AIM
Repeat the data word for word. Do not include the pictures.

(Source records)
+ + +

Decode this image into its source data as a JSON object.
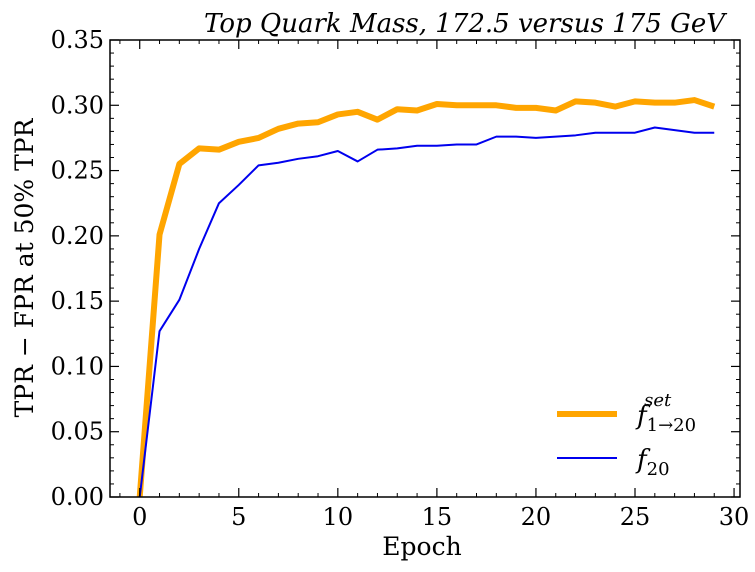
{
  "chart_data": {
    "type": "line",
    "title": "Top Quark Mass, 172.5 versus 175 GeV",
    "xlabel": "Epoch",
    "ylabel": "TPR − FPR at 50% TPR",
    "xlim": [
      -1.5,
      30.3
    ],
    "ylim": [
      0,
      0.35
    ],
    "xticks": [
      0,
      5,
      10,
      15,
      20,
      25,
      30
    ],
    "yticks": [
      0.0,
      0.05,
      0.1,
      0.15,
      0.2,
      0.25,
      0.3,
      0.35
    ],
    "grid": false,
    "legend_position": "lower-right",
    "x": [
      0,
      1,
      2,
      3,
      4,
      5,
      6,
      7,
      8,
      9,
      10,
      11,
      12,
      13,
      14,
      15,
      16,
      17,
      18,
      19,
      20,
      21,
      22,
      23,
      24,
      25,
      26,
      27,
      28,
      29
    ],
    "series": [
      {
        "name_base": "f",
        "name_sub": "1→20",
        "name_sup": "set",
        "color": "#FFA500",
        "line_width": "thick",
        "values": [
          0.0,
          0.201,
          0.255,
          0.267,
          0.266,
          0.272,
          0.275,
          0.282,
          0.286,
          0.287,
          0.293,
          0.295,
          0.289,
          0.297,
          0.296,
          0.301,
          0.3,
          0.3,
          0.3,
          0.298,
          0.298,
          0.296,
          0.303,
          0.302,
          0.299,
          0.303,
          0.302,
          0.302,
          0.304,
          0.299
        ]
      },
      {
        "name_base": "f",
        "name_sub": "20",
        "name_sup": "",
        "color": "#0000EE",
        "line_width": "thin",
        "values": [
          0.0,
          0.127,
          0.151,
          0.19,
          0.225,
          0.239,
          0.254,
          0.256,
          0.259,
          0.261,
          0.265,
          0.257,
          0.266,
          0.267,
          0.269,
          0.269,
          0.27,
          0.27,
          0.276,
          0.276,
          0.275,
          0.276,
          0.277,
          0.279,
          0.279,
          0.279,
          0.283,
          0.281,
          0.279,
          0.279
        ]
      }
    ]
  }
}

+ + +

FINISHED ANSWER
Decode this image into its source data as a JSON object.
{
  "chart_data": {
    "type": "line",
    "title": "Top Quark Mass, 172.5 versus 175 GeV",
    "xlabel": "Epoch",
    "ylabel": "TPR − FPR at 50% TPR",
    "xlim": [
      -1.5,
      30.3
    ],
    "ylim": [
      0,
      0.35
    ],
    "xticks": [
      0,
      5,
      10,
      15,
      20,
      25,
      30
    ],
    "yticks": [
      0.0,
      0.05,
      0.1,
      0.15,
      0.2,
      0.25,
      0.3,
      0.35
    ],
    "grid": false,
    "legend_position": "lower-right",
    "x": [
      0,
      1,
      2,
      3,
      4,
      5,
      6,
      7,
      8,
      9,
      10,
      11,
      12,
      13,
      14,
      15,
      16,
      17,
      18,
      19,
      20,
      21,
      22,
      23,
      24,
      25,
      26,
      27,
      28,
      29
    ],
    "series": [
      {
        "name_base": "f",
        "name_sub": "1→20",
        "name_sup": "set",
        "color": "#FFA500",
        "line_width": "thick",
        "values": [
          0.0,
          0.201,
          0.255,
          0.267,
          0.266,
          0.272,
          0.275,
          0.282,
          0.286,
          0.287,
          0.293,
          0.295,
          0.289,
          0.297,
          0.296,
          0.301,
          0.3,
          0.3,
          0.3,
          0.298,
          0.298,
          0.296,
          0.303,
          0.302,
          0.299,
          0.303,
          0.302,
          0.302,
          0.304,
          0.299
        ]
      },
      {
        "name_base": "f",
        "name_sub": "20",
        "name_sup": "",
        "color": "#0000EE",
        "line_width": "thin",
        "values": [
          0.0,
          0.127,
          0.151,
          0.19,
          0.225,
          0.239,
          0.254,
          0.256,
          0.259,
          0.261,
          0.265,
          0.257,
          0.266,
          0.267,
          0.269,
          0.269,
          0.27,
          0.27,
          0.276,
          0.276,
          0.275,
          0.276,
          0.277,
          0.279,
          0.279,
          0.279,
          0.283,
          0.281,
          0.279,
          0.279
        ]
      }
    ]
  }
}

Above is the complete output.